*** Source records

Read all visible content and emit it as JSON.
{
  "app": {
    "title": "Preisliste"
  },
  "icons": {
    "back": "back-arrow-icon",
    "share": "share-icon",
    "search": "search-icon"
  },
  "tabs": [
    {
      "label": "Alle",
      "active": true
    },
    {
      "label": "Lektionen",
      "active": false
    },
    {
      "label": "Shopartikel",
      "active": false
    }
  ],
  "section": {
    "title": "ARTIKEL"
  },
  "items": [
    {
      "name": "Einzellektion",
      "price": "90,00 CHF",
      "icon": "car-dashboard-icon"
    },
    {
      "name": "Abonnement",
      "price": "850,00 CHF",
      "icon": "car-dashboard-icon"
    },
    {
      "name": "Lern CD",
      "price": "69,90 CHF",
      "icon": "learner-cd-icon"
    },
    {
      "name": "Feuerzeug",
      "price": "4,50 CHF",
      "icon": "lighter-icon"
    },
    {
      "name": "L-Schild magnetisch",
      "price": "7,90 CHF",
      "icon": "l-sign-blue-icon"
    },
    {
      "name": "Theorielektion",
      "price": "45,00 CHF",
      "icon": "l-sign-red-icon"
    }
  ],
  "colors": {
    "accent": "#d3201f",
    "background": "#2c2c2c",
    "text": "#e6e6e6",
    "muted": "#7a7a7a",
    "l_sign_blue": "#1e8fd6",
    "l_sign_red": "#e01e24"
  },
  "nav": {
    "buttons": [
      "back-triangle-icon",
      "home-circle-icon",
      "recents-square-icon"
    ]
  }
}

******
*** Source records

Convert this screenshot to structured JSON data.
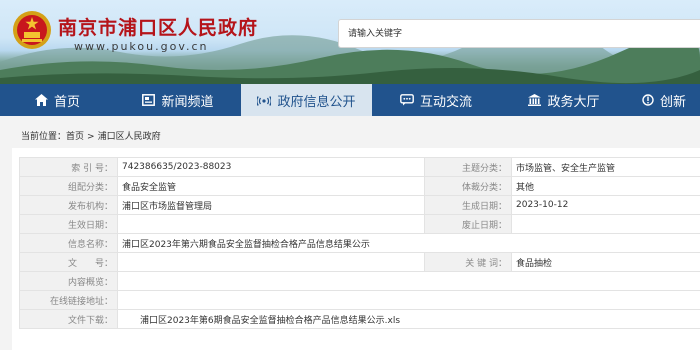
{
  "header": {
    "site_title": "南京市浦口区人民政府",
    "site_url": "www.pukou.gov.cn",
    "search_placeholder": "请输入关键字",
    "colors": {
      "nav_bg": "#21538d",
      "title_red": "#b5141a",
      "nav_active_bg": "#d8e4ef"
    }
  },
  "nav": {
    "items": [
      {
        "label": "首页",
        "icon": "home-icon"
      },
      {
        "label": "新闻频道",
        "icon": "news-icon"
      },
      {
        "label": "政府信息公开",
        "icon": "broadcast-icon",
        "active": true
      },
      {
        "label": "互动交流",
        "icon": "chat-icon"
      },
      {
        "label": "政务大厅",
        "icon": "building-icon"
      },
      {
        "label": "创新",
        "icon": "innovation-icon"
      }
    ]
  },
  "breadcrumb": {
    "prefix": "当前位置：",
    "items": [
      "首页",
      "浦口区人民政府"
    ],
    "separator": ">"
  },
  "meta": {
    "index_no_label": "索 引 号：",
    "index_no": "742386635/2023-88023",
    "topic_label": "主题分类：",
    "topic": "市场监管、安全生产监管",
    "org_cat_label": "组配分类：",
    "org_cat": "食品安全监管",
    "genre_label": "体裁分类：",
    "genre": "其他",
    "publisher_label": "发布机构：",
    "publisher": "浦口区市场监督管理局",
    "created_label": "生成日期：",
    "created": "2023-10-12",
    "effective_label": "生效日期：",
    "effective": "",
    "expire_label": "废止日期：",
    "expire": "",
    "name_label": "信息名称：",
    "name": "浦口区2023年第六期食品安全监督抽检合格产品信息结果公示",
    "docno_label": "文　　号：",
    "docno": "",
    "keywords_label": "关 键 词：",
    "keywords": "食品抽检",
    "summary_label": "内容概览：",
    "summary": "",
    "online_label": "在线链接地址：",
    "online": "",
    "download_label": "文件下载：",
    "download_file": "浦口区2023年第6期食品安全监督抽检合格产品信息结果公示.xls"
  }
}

******
*** Source records

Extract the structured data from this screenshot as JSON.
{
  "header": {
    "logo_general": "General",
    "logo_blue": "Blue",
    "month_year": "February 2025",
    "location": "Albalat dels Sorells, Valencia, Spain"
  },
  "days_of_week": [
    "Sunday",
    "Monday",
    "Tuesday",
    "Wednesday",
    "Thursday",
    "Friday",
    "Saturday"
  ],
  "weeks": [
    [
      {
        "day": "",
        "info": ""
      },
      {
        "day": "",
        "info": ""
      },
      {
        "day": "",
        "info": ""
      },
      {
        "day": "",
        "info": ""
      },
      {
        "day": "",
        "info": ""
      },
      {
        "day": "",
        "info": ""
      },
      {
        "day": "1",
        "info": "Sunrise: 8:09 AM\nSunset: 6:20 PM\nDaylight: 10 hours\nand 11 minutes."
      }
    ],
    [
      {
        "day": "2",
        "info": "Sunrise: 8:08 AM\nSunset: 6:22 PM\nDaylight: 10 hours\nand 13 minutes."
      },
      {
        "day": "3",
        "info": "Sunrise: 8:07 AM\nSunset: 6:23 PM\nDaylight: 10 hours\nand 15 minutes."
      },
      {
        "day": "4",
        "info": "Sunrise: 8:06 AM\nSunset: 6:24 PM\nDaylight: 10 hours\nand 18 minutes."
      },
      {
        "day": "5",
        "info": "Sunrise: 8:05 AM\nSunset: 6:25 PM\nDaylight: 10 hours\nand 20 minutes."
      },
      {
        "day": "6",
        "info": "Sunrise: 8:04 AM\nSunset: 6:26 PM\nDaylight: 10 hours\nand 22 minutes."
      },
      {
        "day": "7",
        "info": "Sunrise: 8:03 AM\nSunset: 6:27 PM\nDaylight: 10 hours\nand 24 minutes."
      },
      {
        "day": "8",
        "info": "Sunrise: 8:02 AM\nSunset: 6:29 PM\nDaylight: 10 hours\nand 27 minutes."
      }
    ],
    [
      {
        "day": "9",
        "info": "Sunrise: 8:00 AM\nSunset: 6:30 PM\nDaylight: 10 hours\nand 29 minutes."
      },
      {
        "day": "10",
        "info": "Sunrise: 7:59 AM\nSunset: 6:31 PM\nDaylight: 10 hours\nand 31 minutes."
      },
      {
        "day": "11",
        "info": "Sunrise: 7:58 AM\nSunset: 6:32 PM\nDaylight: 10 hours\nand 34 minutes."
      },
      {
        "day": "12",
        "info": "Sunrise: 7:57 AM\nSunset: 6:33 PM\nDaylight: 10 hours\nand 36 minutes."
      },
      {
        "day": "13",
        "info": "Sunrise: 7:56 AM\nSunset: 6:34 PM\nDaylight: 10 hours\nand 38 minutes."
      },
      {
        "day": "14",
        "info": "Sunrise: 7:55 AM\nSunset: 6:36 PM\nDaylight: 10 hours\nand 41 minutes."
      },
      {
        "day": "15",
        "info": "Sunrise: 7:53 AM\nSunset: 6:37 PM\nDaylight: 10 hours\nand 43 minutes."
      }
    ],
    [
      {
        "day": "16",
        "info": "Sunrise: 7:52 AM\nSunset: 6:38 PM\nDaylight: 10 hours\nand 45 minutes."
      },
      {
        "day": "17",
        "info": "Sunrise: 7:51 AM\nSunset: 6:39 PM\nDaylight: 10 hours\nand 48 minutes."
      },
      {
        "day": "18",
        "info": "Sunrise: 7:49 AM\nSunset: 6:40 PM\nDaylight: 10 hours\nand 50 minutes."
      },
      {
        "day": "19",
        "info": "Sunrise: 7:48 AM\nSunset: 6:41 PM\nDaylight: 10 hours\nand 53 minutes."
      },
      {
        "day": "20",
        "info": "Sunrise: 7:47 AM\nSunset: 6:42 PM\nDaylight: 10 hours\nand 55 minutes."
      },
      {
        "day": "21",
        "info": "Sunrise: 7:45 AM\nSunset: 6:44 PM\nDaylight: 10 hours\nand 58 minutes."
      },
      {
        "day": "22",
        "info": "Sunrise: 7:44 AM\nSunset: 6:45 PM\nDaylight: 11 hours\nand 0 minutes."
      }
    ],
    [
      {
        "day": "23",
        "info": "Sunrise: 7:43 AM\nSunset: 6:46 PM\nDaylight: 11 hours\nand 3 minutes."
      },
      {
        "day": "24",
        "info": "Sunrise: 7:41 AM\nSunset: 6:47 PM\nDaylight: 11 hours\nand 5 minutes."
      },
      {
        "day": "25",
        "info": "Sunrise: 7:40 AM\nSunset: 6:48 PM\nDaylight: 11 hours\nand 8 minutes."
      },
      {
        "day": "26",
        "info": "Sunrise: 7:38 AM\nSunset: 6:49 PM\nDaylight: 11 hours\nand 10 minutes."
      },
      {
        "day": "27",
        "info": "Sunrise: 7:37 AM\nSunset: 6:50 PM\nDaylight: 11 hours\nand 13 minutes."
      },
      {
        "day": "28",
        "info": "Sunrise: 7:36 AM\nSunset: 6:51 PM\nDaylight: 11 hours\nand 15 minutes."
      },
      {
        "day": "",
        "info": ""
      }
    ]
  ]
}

******

#### [Exercise prompt]
Scan the records for the string "screenshot". Copy each line in which it appears.

#### [Output of the task]
Convert this screenshot to structured JSON data.
Extract the structured data from this screenshot as JSON.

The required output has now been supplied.